- What is being asked
Select, from the material below, each line with "průměrné" in it.

# start of Given records

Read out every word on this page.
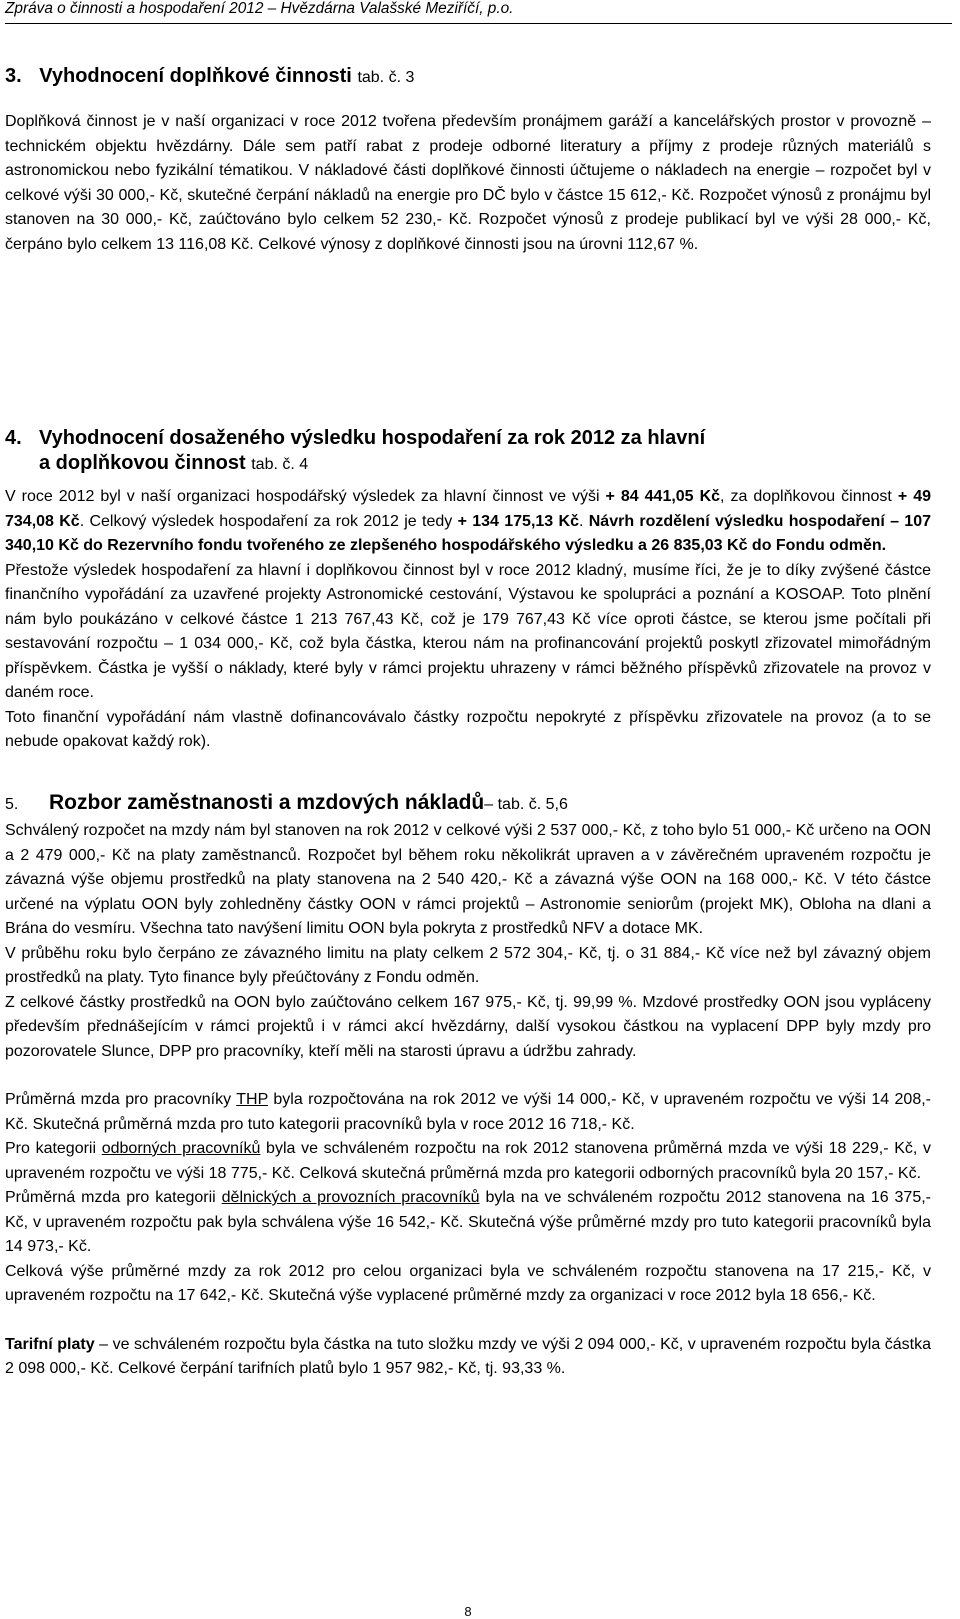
Zpráva o činnosti a hospodaření 2012 – Hvězdárna Valašské Meziříčí, p.o.
3. Vyhodnocení doplňkové činnosti tab. č. 3

Doplňková činnost je v naší organizaci v roce 2012 tvořena především pronájmem garáží a kancelářských prostor v provozně – technickém objektu hvězdárny. Dále sem patří rabat z prodeje odborné literatury a příjmy z prodeje různých materiálů s astronomickou nebo fyzikální tématikou. V nákladové části doplňkové činnosti účtujeme o nákladech na energie – rozpočet byl v celkové výši 30 000,- Kč, skutečné čerpání nákladů na energie pro DČ bylo v částce 15 612,- Kč. Rozpočet výnosů z pronájmu byl stanoven na 30 000,- Kč, zaúčtováno bylo celkem 52 230,- Kč. Rozpočet výnosů z prodeje publikací byl ve výši 28 000,- Kč, čerpáno bylo celkem 13 116,08 Kč. Celkové výnosy z doplňkové činnosti jsou na úrovni 112,67 %.

4. Vyhodnocení dosaženého výsledku hospodaření za rok 2012 za hlavní
a doplňkovou činnost tab. č. 4

V roce 2012 byl v naší organizaci hospodářský výsledek za hlavní činnost ve výši + 84 441,05 Kč, za doplňkovou činnost + 49 734,08 Kč. Celkový výsledek hospodaření za rok 2012 je tedy + 134 175,13 Kč. Návrh rozdělení výsledku hospodaření – 107 340,10 Kč do Rezervního fondu tvořeného ze zlepšeného hospodářského výsledku a 26 835,03 Kč do Fondu odměn.

Přestože výsledek hospodaření za hlavní i doplňkovou činnost byl v roce 2012 kladný, musíme říci, že je to díky zvýšené částce finančního vypořádání za uzavřené projekty Astronomické cestování, Výstavou ke spolupráci a poznání a KOSOAP. Toto plnění nám bylo poukázáno v celkové částce 1 213 767,43 Kč, což je 179 767,43 Kč více oproti částce, se kterou jsme počítali při sestavování rozpočtu – 1 034 000,- Kč, což byla částka, kterou nám na profinancování projektů poskytl zřizovatel mimořádným příspěvkem. Částka je vyšší o náklady, které byly v rámci projektu uhrazeny v rámci běžného příspěvků zřizovatele na provoz v daném roce.

Toto finanční vypořádání nám vlastně dofinancovávalo částky rozpočtu nepokryté z příspěvku zřizovatele na provoz (a to se nebude opakovat každý rok).

5.	Rozbor zaměstnanosti a mzdových nákladů – tab. č. 5,6

Schválený rozpočet na mzdy nám byl stanoven na rok 2012 v celkové výši 2 537 000,- Kč, z toho bylo 51 000,- Kč určeno na OON a 2 479 000,- Kč na platy zaměstnanců. Rozpočet byl během roku několikrát upraven a v závěrečném upraveném rozpočtu je závazná výše objemu prostředků na platy stanovena na 2 540 420,- Kč a závazná výše OON na 168 000,- Kč. V této částce určené na výplatu OON byly zohledněny částky OON v rámci projektů – Astronomie seniorům (projekt MK), Obloha na dlani a Brána do vesmíru. Všechna tato navýšení limitu OON byla pokryta z prostředků NFV a dotace MK.

V průběhu roku bylo čerpáno ze závazného limitu na platy celkem 2 572 304,- Kč, tj. o 31 884,- Kč více než byl závazný objem prostředků na platy. Tyto finance byly přeúčtovány z Fondu odměn.

Z celkové částky prostředků na OON bylo zaúčtováno celkem 167 975,- Kč, tj. 99,99 %. Mzdové prostředky OON jsou vypláceny především přednášejícím v rámci projektů i v rámci akcí hvězdárny, další vysokou částkou na vyplacení DPP byly mzdy pro pozorovatele Slunce, DPP pro pracovníky, kteří měli na starosti úpravu a údržbu zahrady.

Průměrná mzda pro pracovníky THP byla rozpočtována na rok 2012 ve výši 14 000,- Kč, v upraveném rozpočtu ve výši 14 208,- Kč. Skutečná průměrná mzda pro tuto kategorii pracovníků byla v roce 2012 16 718,- Kč.

Pro kategorii odborných pracovníků byla ve schváleném rozpočtu na rok 2012 stanovena průměrná mzda ve výši 18 229,- Kč, v upraveném rozpočtu ve výši 18 775,- Kč. Celková skutečná průměrná mzda pro kategorii odborných pracovníků byla 20 157,- Kč.

Průměrná mzda pro kategorii dělnických a provozních pracovníků byla na ve schváleném rozpočtu 2012 stanovena na 16 375,- Kč, v upraveném rozpočtu pak byla schválena výše 16 542,- Kč. Skutečná výše průměrné mzdy pro tuto kategorii pracovníků byla 14 973,- Kč.

Celková výše průměrné mzdy za rok 2012 pro celou organizaci byla ve schváleném rozpočtu stanovena na 17 215,- Kč, v upraveném rozpočtu na 17 642,- Kč. Skutečná výše vyplacené průměrné mzdy za organizaci v roce 2012 byla 18 656,- Kč.

Tarifní platy – ve schváleném rozpočtu byla částka na tuto složku mzdy ve výši 2 094 000,- Kč, v upraveném rozpočtu byla částka 2 098 000,- Kč. Celkové čerpání tarifních platů bylo 1 957 982,- Kč, tj. 93,33 %.

8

# end of Given records

- Written response
Průměrná mzda pro kategorii dělnických a provozních pracovníků byla na ve schváleném rozpočtu 2012 stanovena na 16 375,- Kč, v upraveném rozpočtu pak byla schválena výše 16 542,- Kč. Skutečná výše průměrné mzdy pro tuto kategorii pracovníků byla 14 973,- Kč.
Celková výše průměrné mzdy za rok 2012 pro celou organizaci byla ve schváleném rozpočtu stanovena na 17 215,- Kč, v upraveném rozpočtu na 17 642,- Kč. Skutečná výše vyplacené průměrné mzdy za organizaci v roce 2012 byla 18 656,- Kč.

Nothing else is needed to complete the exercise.